- **REQUIREMENTS**
From the entries below, tally how many lines contain "牙齿对冷" and report only that figure.

- **RAW RECORDS**
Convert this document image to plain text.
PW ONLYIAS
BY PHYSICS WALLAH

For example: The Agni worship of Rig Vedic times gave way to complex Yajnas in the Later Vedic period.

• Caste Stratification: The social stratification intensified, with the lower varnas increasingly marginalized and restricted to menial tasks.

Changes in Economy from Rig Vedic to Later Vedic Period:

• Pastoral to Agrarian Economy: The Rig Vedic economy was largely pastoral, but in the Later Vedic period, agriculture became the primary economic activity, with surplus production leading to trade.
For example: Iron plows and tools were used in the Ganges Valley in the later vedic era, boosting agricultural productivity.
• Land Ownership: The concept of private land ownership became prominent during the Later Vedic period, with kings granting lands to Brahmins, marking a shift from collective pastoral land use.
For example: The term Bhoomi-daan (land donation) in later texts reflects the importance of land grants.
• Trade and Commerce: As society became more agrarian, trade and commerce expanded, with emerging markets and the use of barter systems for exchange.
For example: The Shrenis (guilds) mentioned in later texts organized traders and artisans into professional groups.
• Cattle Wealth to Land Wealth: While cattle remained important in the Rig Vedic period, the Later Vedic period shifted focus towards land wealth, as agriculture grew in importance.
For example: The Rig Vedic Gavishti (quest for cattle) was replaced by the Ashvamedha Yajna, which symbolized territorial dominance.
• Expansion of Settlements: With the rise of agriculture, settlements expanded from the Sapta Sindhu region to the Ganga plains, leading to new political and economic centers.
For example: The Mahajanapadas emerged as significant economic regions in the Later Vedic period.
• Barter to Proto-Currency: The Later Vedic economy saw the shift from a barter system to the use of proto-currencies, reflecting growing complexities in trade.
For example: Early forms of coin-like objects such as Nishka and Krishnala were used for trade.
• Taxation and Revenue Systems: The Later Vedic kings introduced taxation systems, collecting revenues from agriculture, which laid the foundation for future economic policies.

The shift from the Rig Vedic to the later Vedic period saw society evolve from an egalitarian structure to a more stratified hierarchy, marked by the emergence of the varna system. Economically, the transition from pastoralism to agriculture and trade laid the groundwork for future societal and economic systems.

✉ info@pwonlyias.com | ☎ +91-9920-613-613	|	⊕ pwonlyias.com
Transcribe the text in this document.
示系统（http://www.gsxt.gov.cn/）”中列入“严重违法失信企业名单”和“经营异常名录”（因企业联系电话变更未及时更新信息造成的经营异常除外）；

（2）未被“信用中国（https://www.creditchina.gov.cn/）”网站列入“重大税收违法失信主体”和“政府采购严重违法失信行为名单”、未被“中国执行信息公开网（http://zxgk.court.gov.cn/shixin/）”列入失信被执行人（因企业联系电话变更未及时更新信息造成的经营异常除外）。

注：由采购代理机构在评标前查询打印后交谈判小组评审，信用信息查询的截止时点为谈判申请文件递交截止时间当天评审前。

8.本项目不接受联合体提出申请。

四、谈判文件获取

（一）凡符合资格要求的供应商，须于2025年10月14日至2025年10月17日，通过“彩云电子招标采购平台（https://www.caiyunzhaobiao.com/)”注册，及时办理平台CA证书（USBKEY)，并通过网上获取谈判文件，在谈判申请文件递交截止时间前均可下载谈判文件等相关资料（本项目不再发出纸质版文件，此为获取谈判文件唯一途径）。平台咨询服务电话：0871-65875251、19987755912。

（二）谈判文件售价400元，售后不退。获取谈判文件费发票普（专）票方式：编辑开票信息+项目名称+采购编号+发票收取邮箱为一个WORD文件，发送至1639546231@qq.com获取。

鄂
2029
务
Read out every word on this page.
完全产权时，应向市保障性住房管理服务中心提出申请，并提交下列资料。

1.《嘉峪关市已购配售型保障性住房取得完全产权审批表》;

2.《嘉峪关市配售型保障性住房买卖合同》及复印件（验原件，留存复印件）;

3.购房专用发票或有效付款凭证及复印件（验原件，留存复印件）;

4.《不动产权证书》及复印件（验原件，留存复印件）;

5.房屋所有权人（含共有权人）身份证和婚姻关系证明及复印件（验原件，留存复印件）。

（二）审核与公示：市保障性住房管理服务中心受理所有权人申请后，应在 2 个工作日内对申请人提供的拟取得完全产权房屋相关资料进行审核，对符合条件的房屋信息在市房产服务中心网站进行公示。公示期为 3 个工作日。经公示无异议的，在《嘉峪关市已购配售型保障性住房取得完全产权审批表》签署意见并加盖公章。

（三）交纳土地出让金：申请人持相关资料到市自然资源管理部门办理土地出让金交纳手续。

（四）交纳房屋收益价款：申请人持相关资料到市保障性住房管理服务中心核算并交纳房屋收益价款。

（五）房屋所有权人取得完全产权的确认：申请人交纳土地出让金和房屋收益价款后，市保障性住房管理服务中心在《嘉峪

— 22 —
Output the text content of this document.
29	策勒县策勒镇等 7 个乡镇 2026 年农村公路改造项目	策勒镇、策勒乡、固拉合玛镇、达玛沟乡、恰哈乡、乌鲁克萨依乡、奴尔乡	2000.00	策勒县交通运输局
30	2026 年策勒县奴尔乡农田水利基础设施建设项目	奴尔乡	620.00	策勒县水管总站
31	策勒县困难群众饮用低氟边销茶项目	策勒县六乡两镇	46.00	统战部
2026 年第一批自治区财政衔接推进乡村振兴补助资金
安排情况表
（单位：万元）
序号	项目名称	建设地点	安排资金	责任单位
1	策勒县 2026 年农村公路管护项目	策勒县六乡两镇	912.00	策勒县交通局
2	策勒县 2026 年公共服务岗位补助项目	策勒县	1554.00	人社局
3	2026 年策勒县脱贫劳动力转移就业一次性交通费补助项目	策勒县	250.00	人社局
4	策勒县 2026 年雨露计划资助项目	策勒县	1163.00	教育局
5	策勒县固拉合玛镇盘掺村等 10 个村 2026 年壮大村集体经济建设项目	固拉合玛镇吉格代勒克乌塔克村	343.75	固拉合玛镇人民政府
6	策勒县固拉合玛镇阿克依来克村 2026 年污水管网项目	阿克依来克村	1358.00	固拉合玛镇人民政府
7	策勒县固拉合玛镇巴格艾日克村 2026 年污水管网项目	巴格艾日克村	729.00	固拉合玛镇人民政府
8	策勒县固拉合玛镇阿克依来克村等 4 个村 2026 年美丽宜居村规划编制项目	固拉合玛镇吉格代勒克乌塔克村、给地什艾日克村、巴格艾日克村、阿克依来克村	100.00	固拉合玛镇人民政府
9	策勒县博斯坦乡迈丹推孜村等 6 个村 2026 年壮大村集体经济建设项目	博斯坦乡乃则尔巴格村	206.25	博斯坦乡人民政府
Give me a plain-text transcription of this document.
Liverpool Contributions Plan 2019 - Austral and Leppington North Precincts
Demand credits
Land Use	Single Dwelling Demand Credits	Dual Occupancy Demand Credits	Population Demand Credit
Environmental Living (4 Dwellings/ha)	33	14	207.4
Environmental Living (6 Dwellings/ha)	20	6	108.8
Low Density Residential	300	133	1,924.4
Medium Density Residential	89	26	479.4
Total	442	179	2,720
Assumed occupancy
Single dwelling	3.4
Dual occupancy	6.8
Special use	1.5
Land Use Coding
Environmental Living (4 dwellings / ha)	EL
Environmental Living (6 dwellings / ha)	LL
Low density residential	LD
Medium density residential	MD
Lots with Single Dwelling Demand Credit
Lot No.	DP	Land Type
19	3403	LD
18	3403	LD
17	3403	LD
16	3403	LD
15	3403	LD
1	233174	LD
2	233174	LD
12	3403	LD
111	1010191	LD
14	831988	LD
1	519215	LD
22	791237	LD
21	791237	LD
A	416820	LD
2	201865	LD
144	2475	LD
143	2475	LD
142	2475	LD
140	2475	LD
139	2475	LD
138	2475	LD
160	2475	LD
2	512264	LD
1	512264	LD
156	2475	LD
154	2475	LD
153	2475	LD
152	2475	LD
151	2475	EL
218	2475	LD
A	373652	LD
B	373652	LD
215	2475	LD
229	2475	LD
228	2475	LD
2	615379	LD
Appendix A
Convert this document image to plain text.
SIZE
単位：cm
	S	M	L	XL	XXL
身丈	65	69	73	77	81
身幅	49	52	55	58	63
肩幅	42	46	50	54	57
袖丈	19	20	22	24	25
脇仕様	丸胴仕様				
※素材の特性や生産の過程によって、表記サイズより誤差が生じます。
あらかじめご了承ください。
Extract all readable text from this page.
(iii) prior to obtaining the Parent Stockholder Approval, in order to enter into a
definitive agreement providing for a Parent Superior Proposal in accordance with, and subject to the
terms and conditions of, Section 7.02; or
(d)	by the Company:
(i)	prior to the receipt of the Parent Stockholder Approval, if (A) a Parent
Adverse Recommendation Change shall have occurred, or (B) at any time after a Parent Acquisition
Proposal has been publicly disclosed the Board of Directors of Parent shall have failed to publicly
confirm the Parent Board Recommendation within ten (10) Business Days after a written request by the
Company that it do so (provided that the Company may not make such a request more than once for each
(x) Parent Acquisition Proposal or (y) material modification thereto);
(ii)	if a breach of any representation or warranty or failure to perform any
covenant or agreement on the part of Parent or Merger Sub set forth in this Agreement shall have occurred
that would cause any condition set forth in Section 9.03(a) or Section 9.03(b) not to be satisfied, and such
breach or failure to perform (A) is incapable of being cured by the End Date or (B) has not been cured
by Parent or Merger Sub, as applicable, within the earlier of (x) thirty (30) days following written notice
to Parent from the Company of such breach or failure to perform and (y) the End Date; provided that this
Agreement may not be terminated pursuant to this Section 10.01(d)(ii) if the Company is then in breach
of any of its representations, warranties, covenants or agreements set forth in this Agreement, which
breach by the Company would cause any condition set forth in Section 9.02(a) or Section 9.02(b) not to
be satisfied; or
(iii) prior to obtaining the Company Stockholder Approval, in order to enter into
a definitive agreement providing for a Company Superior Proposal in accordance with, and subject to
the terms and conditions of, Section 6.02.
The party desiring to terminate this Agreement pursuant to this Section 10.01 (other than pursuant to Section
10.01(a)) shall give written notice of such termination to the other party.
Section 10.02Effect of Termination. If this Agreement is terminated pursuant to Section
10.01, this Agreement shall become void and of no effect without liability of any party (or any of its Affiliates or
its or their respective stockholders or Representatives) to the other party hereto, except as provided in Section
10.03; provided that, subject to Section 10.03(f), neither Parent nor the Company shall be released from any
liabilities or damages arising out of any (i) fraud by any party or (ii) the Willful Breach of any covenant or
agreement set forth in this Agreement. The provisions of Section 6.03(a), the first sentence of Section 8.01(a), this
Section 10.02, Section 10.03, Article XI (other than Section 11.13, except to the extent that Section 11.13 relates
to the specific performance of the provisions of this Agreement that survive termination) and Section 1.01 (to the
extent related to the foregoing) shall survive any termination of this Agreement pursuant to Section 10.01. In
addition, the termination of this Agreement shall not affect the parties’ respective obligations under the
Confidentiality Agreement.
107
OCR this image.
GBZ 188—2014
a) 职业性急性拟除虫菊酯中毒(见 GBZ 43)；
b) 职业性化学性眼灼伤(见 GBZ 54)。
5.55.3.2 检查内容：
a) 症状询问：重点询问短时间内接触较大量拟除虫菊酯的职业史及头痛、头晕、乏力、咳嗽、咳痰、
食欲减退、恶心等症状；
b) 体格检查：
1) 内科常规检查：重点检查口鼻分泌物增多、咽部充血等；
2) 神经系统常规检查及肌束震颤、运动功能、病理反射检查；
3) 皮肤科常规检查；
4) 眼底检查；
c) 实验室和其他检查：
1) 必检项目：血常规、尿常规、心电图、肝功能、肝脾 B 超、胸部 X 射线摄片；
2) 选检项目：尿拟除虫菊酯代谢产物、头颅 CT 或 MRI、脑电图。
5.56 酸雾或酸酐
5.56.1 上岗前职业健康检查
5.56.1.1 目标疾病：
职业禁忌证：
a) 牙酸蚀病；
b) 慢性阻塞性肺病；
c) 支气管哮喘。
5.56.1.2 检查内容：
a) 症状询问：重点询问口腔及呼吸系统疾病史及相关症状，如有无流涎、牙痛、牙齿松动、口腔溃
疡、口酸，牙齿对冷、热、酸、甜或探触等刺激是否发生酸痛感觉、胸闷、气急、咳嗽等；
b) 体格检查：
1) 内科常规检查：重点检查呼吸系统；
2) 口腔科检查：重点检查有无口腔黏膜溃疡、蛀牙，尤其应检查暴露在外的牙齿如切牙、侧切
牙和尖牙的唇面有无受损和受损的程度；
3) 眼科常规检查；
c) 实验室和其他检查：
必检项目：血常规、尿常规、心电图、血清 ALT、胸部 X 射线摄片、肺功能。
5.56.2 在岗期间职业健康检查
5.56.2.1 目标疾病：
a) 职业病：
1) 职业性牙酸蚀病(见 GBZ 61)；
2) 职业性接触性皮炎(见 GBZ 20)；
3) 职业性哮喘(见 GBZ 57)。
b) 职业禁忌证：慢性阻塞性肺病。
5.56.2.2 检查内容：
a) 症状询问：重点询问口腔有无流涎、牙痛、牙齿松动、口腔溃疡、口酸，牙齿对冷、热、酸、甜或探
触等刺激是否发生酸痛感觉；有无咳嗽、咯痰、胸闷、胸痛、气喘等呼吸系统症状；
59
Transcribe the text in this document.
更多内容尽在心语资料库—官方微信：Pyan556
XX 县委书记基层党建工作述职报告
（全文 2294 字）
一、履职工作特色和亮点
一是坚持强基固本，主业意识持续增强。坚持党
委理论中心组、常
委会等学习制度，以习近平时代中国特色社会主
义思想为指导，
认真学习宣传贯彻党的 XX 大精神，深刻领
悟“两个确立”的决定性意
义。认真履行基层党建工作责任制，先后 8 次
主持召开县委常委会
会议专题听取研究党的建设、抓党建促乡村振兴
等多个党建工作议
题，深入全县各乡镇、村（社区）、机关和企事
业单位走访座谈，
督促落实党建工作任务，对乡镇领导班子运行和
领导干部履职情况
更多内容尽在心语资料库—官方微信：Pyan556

- **ANSWER TO THIS EXERCISE**
2